▸ TO DO:
In your copy, each record should read exactly as it does below, and no pictures should be present.

[Page transcription entries]
-- Opening Marker --

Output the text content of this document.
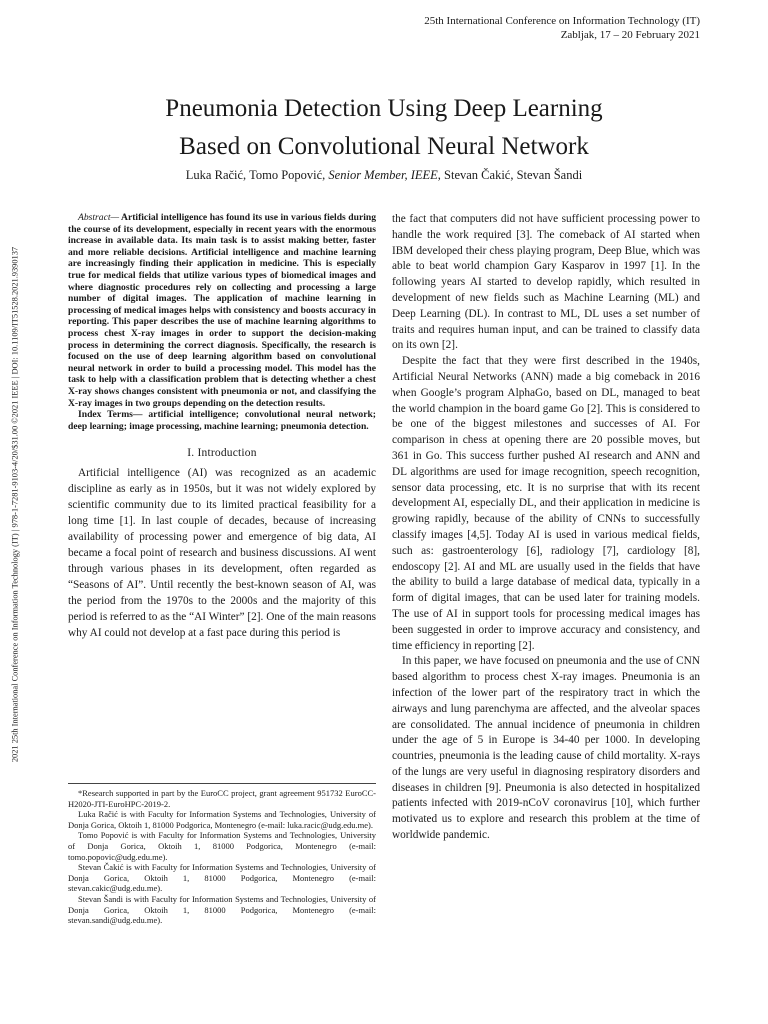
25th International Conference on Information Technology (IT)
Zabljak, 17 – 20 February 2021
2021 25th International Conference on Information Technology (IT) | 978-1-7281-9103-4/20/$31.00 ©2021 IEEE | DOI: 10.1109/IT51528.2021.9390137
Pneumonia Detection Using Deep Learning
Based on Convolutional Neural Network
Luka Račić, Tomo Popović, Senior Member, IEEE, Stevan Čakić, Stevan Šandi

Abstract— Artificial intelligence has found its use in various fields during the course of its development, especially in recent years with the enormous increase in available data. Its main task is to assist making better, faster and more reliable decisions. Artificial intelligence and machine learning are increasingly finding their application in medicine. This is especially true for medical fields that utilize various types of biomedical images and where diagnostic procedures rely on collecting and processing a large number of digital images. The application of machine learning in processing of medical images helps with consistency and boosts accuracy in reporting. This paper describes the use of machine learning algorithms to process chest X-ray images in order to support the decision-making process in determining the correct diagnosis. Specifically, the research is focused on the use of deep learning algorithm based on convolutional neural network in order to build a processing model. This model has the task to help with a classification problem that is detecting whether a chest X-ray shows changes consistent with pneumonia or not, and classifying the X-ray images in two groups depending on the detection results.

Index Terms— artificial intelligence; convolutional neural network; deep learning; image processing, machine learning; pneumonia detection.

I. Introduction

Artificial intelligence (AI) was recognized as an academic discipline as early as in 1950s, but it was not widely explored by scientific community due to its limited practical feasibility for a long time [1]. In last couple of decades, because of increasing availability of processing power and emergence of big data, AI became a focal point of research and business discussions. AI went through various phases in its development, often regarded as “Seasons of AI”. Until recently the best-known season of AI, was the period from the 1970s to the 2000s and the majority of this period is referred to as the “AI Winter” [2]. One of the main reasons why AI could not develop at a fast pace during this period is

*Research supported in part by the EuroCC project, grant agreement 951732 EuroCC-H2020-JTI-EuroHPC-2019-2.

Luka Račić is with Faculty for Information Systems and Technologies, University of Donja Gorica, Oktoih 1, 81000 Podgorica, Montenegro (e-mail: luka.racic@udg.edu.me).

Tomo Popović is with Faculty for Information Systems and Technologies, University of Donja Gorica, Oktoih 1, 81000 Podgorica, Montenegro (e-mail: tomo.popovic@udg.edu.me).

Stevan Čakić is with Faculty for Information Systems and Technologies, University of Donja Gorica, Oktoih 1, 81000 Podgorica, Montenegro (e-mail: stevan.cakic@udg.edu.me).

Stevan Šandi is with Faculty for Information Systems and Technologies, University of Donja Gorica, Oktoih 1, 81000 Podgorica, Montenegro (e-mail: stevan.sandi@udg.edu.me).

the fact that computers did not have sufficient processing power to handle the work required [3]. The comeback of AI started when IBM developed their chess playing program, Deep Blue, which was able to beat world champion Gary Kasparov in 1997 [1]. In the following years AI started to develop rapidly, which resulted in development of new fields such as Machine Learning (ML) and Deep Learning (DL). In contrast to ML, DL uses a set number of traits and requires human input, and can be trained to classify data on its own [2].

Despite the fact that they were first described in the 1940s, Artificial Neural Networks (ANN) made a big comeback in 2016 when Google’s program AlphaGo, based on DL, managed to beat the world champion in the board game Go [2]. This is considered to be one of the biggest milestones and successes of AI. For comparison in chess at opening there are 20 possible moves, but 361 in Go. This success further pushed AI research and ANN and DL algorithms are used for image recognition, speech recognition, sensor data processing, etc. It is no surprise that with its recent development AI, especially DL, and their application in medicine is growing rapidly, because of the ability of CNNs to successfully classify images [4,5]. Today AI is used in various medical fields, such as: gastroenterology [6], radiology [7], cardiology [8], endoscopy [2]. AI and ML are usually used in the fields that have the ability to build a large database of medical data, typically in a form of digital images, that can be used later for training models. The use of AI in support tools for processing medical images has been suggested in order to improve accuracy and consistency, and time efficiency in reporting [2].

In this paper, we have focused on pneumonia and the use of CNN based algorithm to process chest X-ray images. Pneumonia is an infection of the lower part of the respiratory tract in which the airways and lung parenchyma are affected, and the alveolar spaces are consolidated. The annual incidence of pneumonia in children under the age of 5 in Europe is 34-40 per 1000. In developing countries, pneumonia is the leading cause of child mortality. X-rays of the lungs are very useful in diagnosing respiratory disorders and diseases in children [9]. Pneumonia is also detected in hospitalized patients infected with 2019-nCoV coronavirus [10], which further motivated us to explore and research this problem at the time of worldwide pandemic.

-- Closing Marker --

▸ ANSWER TO THIS PROBLEM:
Output the text content of this document.
25th International Conference on Information Technology (IT)
Zabljak, 17 – 20 February 2021
2021 25th International Conference on Information Technology (IT) | 978-1-7281-9103-4/20/$31.00 ©2021 IEEE | DOI: 10.1109/IT51528.2021.9390137
Pneumonia Detection Using Deep Learning
Based on Convolutional Neural Network
Luka Račić, Tomo Popović, Senior Member, IEEE, Stevan Čakić, Stevan Šandi

Abstract— Artificial intelligence has found its use in various fields during the course of its development, especially in recent years with the enormous increase in available data. Its main task is to assist making better, faster and more reliable decisions. Artificial intelligence and machine learning are increasingly finding their application in medicine. This is especially true for medical fields that utilize various types of biomedical images and where diagnostic procedures rely on collecting and processing a large number of digital images. The application of machine learning in processing of medical images helps with consistency and boosts accuracy in reporting. This paper describes the use of machine learning algorithms to process chest X-ray images in order to support the decision-making process in determining the correct diagnosis. Specifically, the research is focused on the use of deep learning algorithm based on convolutional neural network in order to build a processing model. This model has the task to help with a classification problem that is detecting whether a chest X-ray shows changes consistent with pneumonia or not, and classifying the X-ray images in two groups depending on the detection results.

Index Terms— artificial intelligence; convolutional neural network; deep learning; image processing, machine learning; pneumonia detection.

I. Introduction

Artificial intelligence (AI) was recognized as an academic discipline as early as in 1950s, but it was not widely explored by scientific community due to its limited practical feasibility for a long time [1]. In last couple of decades, because of increasing availability of processing power and emergence of big data, AI became a focal point of research and business discussions. AI went through various phases in its development, often regarded as “Seasons of AI”. Until recently the best-known season of AI, was the period from the 1970s to the 2000s and the majority of this period is referred to as the “AI Winter” [2]. One of the main reasons why AI could not develop at a fast pace during this period is

*Research supported in part by the EuroCC project, grant agreement 951732 EuroCC-H2020-JTI-EuroHPC-2019-2.

Luka Račić is with Faculty for Information Systems and Technologies, University of Donja Gorica, Oktoih 1, 81000 Podgorica, Montenegro (e-mail: luka.racic@udg.edu.me).

Tomo Popović is with Faculty for Information Systems and Technologies, University of Donja Gorica, Oktoih 1, 81000 Podgorica, Montenegro (e-mail: tomo.popovic@udg.edu.me).

Stevan Čakić is with Faculty for Information Systems and Technologies, University of Donja Gorica, Oktoih 1, 81000 Podgorica, Montenegro (e-mail: stevan.cakic@udg.edu.me).

Stevan Šandi is with Faculty for Information Systems and Technologies, University of Donja Gorica, Oktoih 1, 81000 Podgorica, Montenegro (e-mail: stevan.sandi@udg.edu.me).

the fact that computers did not have sufficient processing power to handle the work required [3]. The comeback of AI started when IBM developed their chess playing program, Deep Blue, which was able to beat world champion Gary Kasparov in 1997 [1]. In the following years AI started to develop rapidly, which resulted in development of new fields such as Machine Learning (ML) and Deep Learning (DL). In contrast to ML, DL uses a set number of traits and requires human input, and can be trained to classify data on its own [2].

Despite the fact that they were first described in the 1940s, Artificial Neural Networks (ANN) made a big comeback in 2016 when Google’s program AlphaGo, based on DL, managed to beat the world champion in the board game Go [2]. This is considered to be one of the biggest milestones and successes of AI. For comparison in chess at opening there are 20 possible moves, but 361 in Go. This success further pushed AI research and ANN and DL algorithms are used for image recognition, speech recognition, sensor data processing, etc. It is no surprise that with its recent development AI, especially DL, and their application in medicine is growing rapidly, because of the ability of CNNs to successfully classify images [4,5]. Today AI is used in various medical fields, such as: gastroenterology [6], radiology [7], cardiology [8], endoscopy [2]. AI and ML are usually used in the fields that have the ability to build a large database of medical data, typically in a form of digital images, that can be used later for training models. The use of AI in support tools for processing medical images has been suggested in order to improve accuracy and consistency, and time efficiency in reporting [2].

In this paper, we have focused on pneumonia and the use of CNN based algorithm to process chest X-ray images. Pneumonia is an infection of the lower part of the respiratory tract in which the airways and lung parenchyma are affected, and the alveolar spaces are consolidated. The annual incidence of pneumonia in children under the age of 5 in Europe is 34-40 per 1000. In developing countries, pneumonia is the leading cause of child mortality. X-rays of the lungs are very useful in diagnosing respiratory disorders and diseases in children [9]. Pneumonia is also detected in hospitalized patients infected with 2019-nCoV coronavirus [10], which further motivated us to explore and research this problem at the time of worldwide pandemic.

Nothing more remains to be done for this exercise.